(What is needed): Transcribe all of the material below word for word and leave out its pictures.

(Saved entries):

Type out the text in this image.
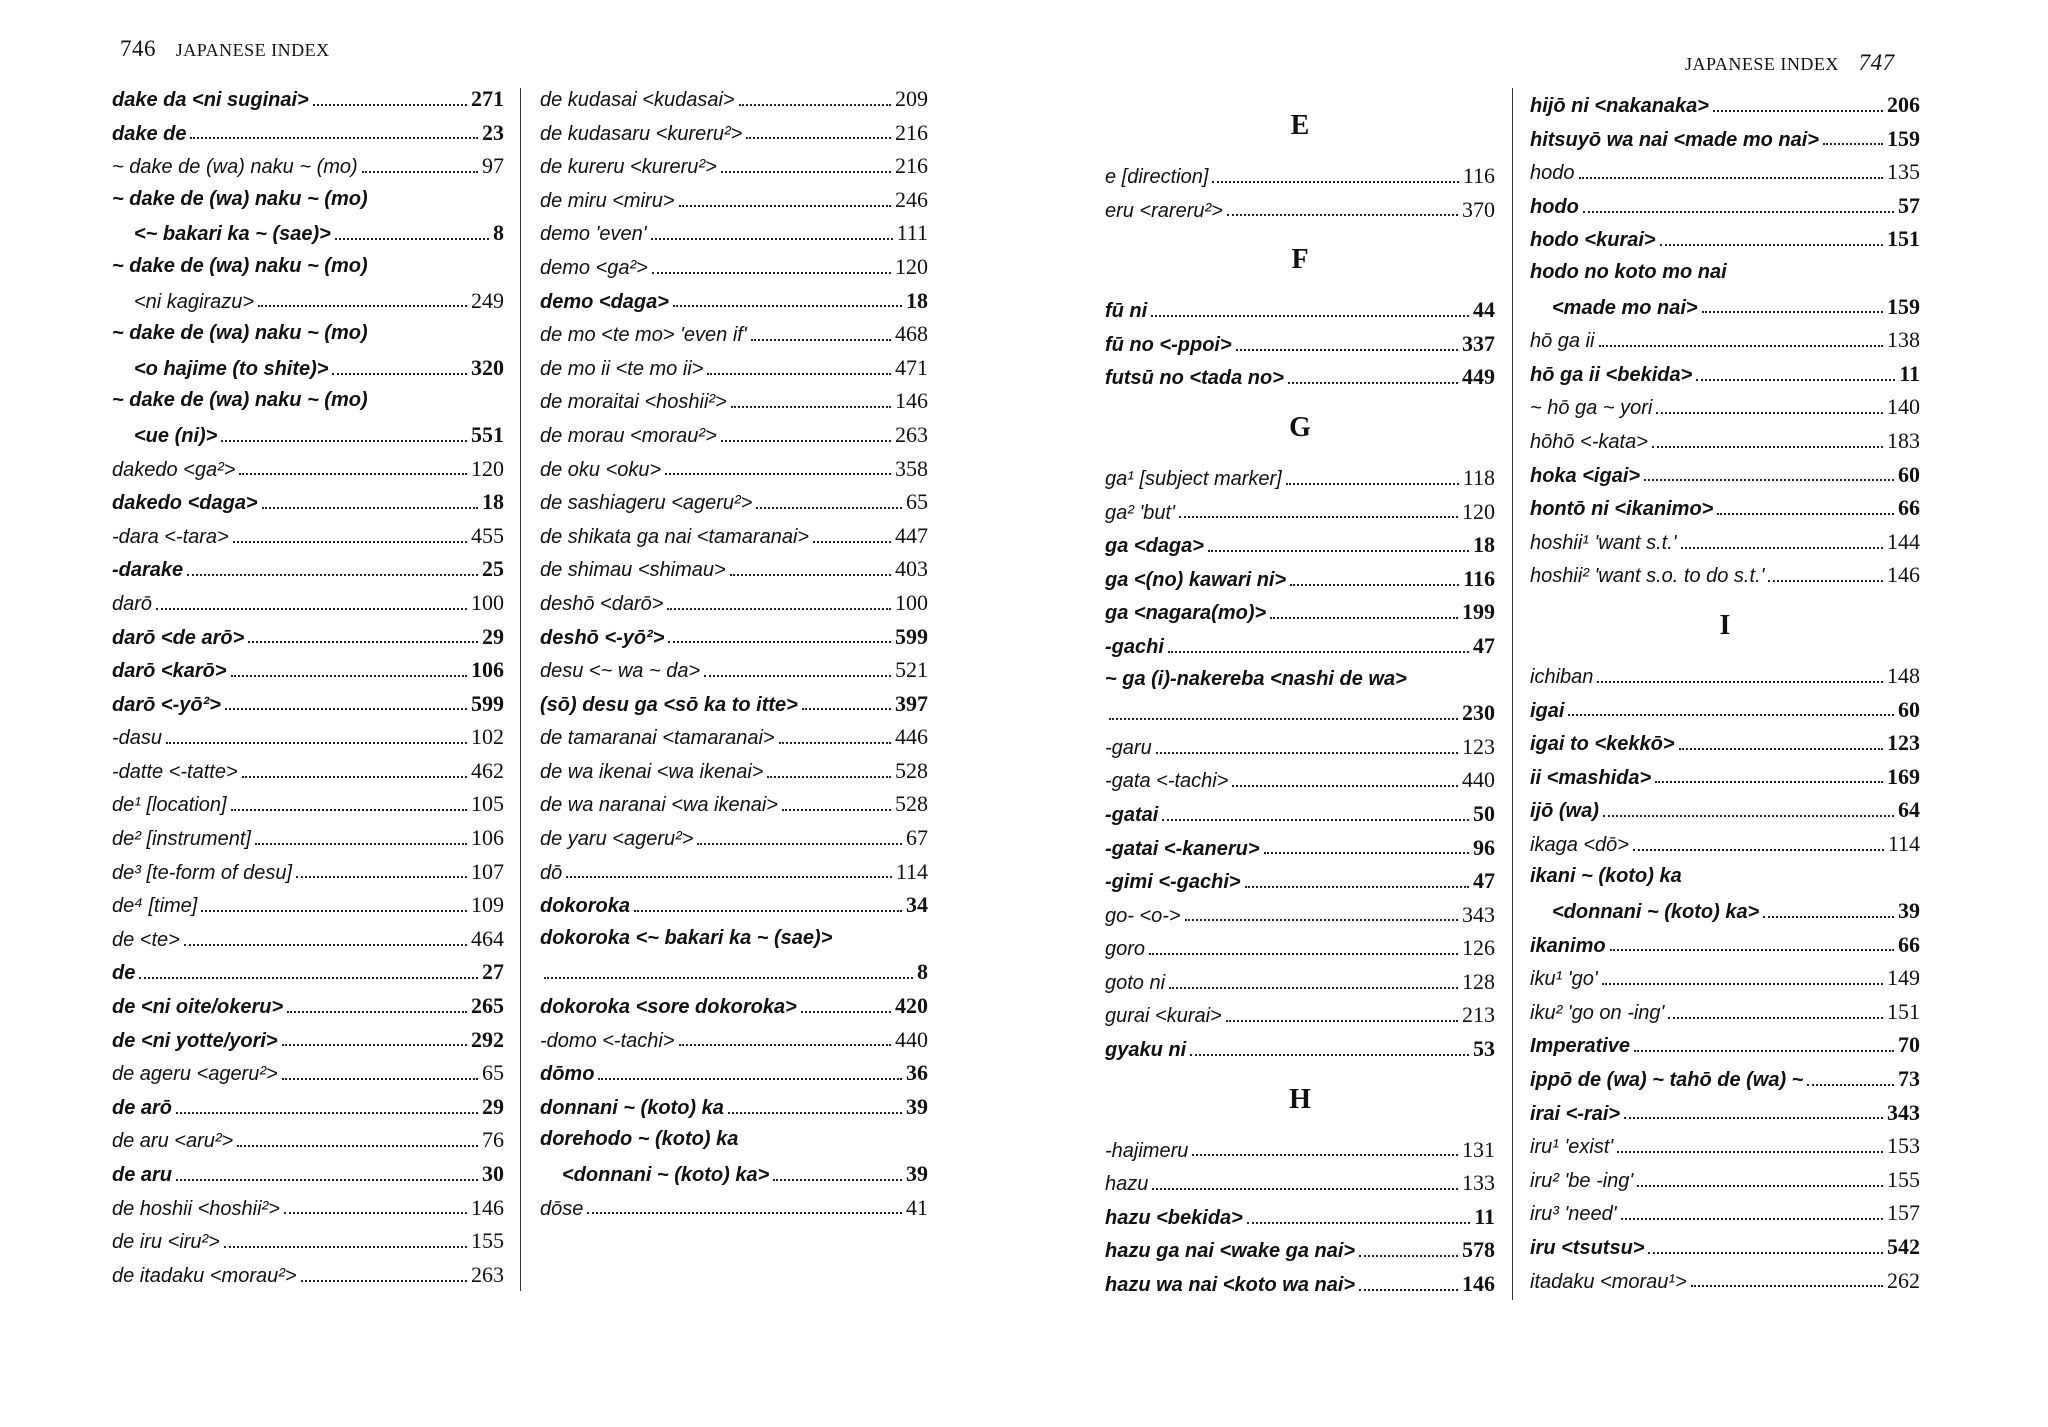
746 JAPANESE INDEX
JAPANESE INDEX 747
dake da <ni suginai>	271
dake de	23
~ dake de (wa) naku ~ (mo)	97
~ dake de (wa) naku ~ (mo)
<~ bakari ka ~ (sae)>	8
~ dake de (wa) naku ~ (mo)
<ni kagirazu>	249
~ dake de (wa) naku ~ (mo)
<o hajime (to shite)>	320
~ dake de (wa) naku ~ (mo)
<ue (ni)>	551
dakedo <ga²>	120
dakedo <daga>	18
-dara <-tara>	455
-darake	25
darō	100
darō <de arō>	29
darō <karō>	106
darō <-yō²>	599
-dasu	102
-datte <-tatte>	462
de¹ [location]	105
de² [instrument]	106
de³ [te-form of desu]	107
de⁴ [time]	109
de <te>	464
de	27
de <ni oite/okeru>	265
de <ni yotte/yori>	292
de ageru <ageru²>	65
de arō	29
de aru <aru²>	76
de aru	30
de hoshii <hoshii²>	146
de iru <iru²>	155
de itadaku <morau²>	263
de kudasai <kudasai>	209
de kudasaru <kureru²>	216
de kureru <kureru²>	216
de miru <miru>	246
demo 'even'	111
demo <ga²>	120
demo <daga>	18
de mo <te mo> 'even if'	468
de mo ii <te mo ii>	471
de moraitai <hoshii²>	146
de morau <morau²>	263
de oku <oku>	358
de sashiageru <ageru²>	65
de shikata ga nai <tamaranai>	447
de shimau <shimau>	403
deshō <darō>	100
deshō <-yō²>	599
desu <~ wa ~ da>	521
(sō) desu ga <sō ka to itte>	397
de tamaranai <tamaranai>	446
de wa ikenai <wa ikenai>	528
de wa naranai <wa ikenai>	528
de yaru <ageru²>	67
dō	114
dokoroka	34
dokoroka <~ bakari ka ~ (sae)>
8
dokoroka <sore dokoroka>	420
-domo <-tachi>	440
dōmo	36
donnani ~ (koto) ka	39
dorehodo ~ (koto) ka
<donnani ~ (koto) ka>	39
dōse	41
E
e [direction]	116
eru <rareru²>	370
F
fū ni	44
fū no <-ppoi>	337
futsū no <tada no>	449
G
ga¹ [subject marker]	118
ga² 'but'	120
ga <daga>	18
ga <(no) kawari ni>	116
ga <nagara(mo)>	199
-gachi	47
~ ga (i)-nakereba <nashi de wa>
230
-garu	123
-gata <-tachi>	440
-gatai	50
-gatai <-kaneru>	96
-gimi <-gachi>	47
go- <o->	343
goro	126
goto ni	128
gurai <kurai>	213
gyaku ni	53
H
-hajimeru	131
hazu	133
hazu <bekida>	11
hazu ga nai <wake ga nai>	578
hazu wa nai <koto wa nai>	146
hijō ni <nakanaka>	206
hitsuyō wa nai <made mo nai>	159
hodo	135
hodo	57
hodo <kurai>	151
hodo no koto mo nai
<made mo nai>	159
hō ga ii	138
hō ga ii <bekida>	11
~ hō ga ~ yori	140
hōhō <-kata>	183
hoka <igai>	60
hontō ni <ikanimo>	66
hoshii¹ 'want s.t.'	144
hoshii² 'want s.o. to do s.t.'	146
I
ichiban	148
igai	60
igai to <kekkō>	123
ii <mashida>	169
ijō (wa)	64
ikaga <dō>	114
ikani ~ (koto) ka
<donnani ~ (koto) ka>	39
ikanimo	66
iku¹ 'go'	149
iku² 'go on -ing'	151
Imperative	70
ippō de (wa) ~ tahō de (wa) ~	73
irai <-rai>	343
iru¹ 'exist'	153
iru² 'be -ing'	155
iru³ 'need'	157
iru <tsutsu>	542
itadaku <morau¹>	262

(Written response):
Type out the text in this image.
746 JAPANESE INDEX
JAPANESE INDEX 747
dake da <ni suginai>	271
dake de	23
~ dake de (wa) naku ~ (mo)	97
~ dake de (wa) naku ~ (mo)
<~ bakari ka ~ (sae)>	8
~ dake de (wa) naku ~ (mo)
<ni kagirazu>	249
~ dake de (wa) naku ~ (mo)
<o hajime (to shite)>	320
~ dake de (wa) naku ~ (mo)
<ue (ni)>	551
dakedo <ga²>	120
dakedo <daga>	18
-dara <-tara>	455
-darake	25
darō	100
darō <de arō>	29
darō <karō>	106
darō <-yō²>	599
-dasu	102
-datte <-tatte>	462
de¹ [location]	105
de² [instrument]	106
de³ [te-form of desu]	107
de⁴ [time]	109
de <te>	464
de	27
de <ni oite/okeru>	265
de <ni yotte/yori>	292
de ageru <ageru²>	65
de arō	29
de aru <aru²>	76
de aru	30
de hoshii <hoshii²>	146
de iru <iru²>	155
de itadaku <morau²>	263
de kudasai <kudasai>	209
de kudasaru <kureru²>	216
de kureru <kureru²>	216
de miru <miru>	246
demo 'even'	111
demo <ga²>	120
demo <daga>	18
de mo <te mo> 'even if'	468
de mo ii <te mo ii>	471
de moraitai <hoshii²>	146
de morau <morau²>	263
de oku <oku>	358
de sashiageru <ageru²>	65
de shikata ga nai <tamaranai>	447
de shimau <shimau>	403
deshō <darō>	100
deshō <-yō²>	599
desu <~ wa ~ da>	521
(sō) desu ga <sō ka to itte>	397
de tamaranai <tamaranai>	446
de wa ikenai <wa ikenai>	528
de wa naranai <wa ikenai>	528
de yaru <ageru²>	67
dō	114
dokoroka	34
dokoroka <~ bakari ka ~ (sae)>
8
dokoroka <sore dokoroka>	420
-domo <-tachi>	440
dōmo	36
donnani ~ (koto) ka	39
dorehodo ~ (koto) ka
<donnani ~ (koto) ka>	39
dōse	41
E
e [direction]	116
eru <rareru²>	370
F
fū ni	44
fū no <-ppoi>	337
futsū no <tada no>	449
G
ga¹ [subject marker]	118
ga² 'but'	120
ga <daga>	18
ga <(no) kawari ni>	116
ga <nagara(mo)>	199
-gachi	47
~ ga (i)-nakereba <nashi de wa>
230
-garu	123
-gata <-tachi>	440
-gatai	50
-gatai <-kaneru>	96
-gimi <-gachi>	47
go- <o->	343
goro	126
goto ni	128
gurai <kurai>	213
gyaku ni	53
H
-hajimeru	131
hazu	133
hazu <bekida>	11
hazu ga nai <wake ga nai>	578
hazu wa nai <koto wa nai>	146
hijō ni <nakanaka>	206
hitsuyō wa nai <made mo nai>	159
hodo	135
hodo	57
hodo <kurai>	151
hodo no koto mo nai
<made mo nai>	159
hō ga ii	138
hō ga ii <bekida>	11
~ hō ga ~ yori	140
hōhō <-kata>	183
hoka <igai>	60
hontō ni <ikanimo>	66
hoshii¹ 'want s.t.'	144
hoshii² 'want s.o. to do s.t.'	146
I
ichiban	148
igai	60
igai to <kekkō>	123
ii <mashida>	169
ijō (wa)	64
ikaga <dō>	114
ikani ~ (koto) ka
<donnani ~ (koto) ka>	39
ikanimo	66
iku¹ 'go'	149
iku² 'go on -ing'	151
Imperative	70
ippō de (wa) ~ tahō de (wa) ~	73
irai <-rai>	343
iru¹ 'exist'	153
iru² 'be -ing'	155
iru³ 'need'	157
iru <tsutsu>	542
itadaku <morau¹>	262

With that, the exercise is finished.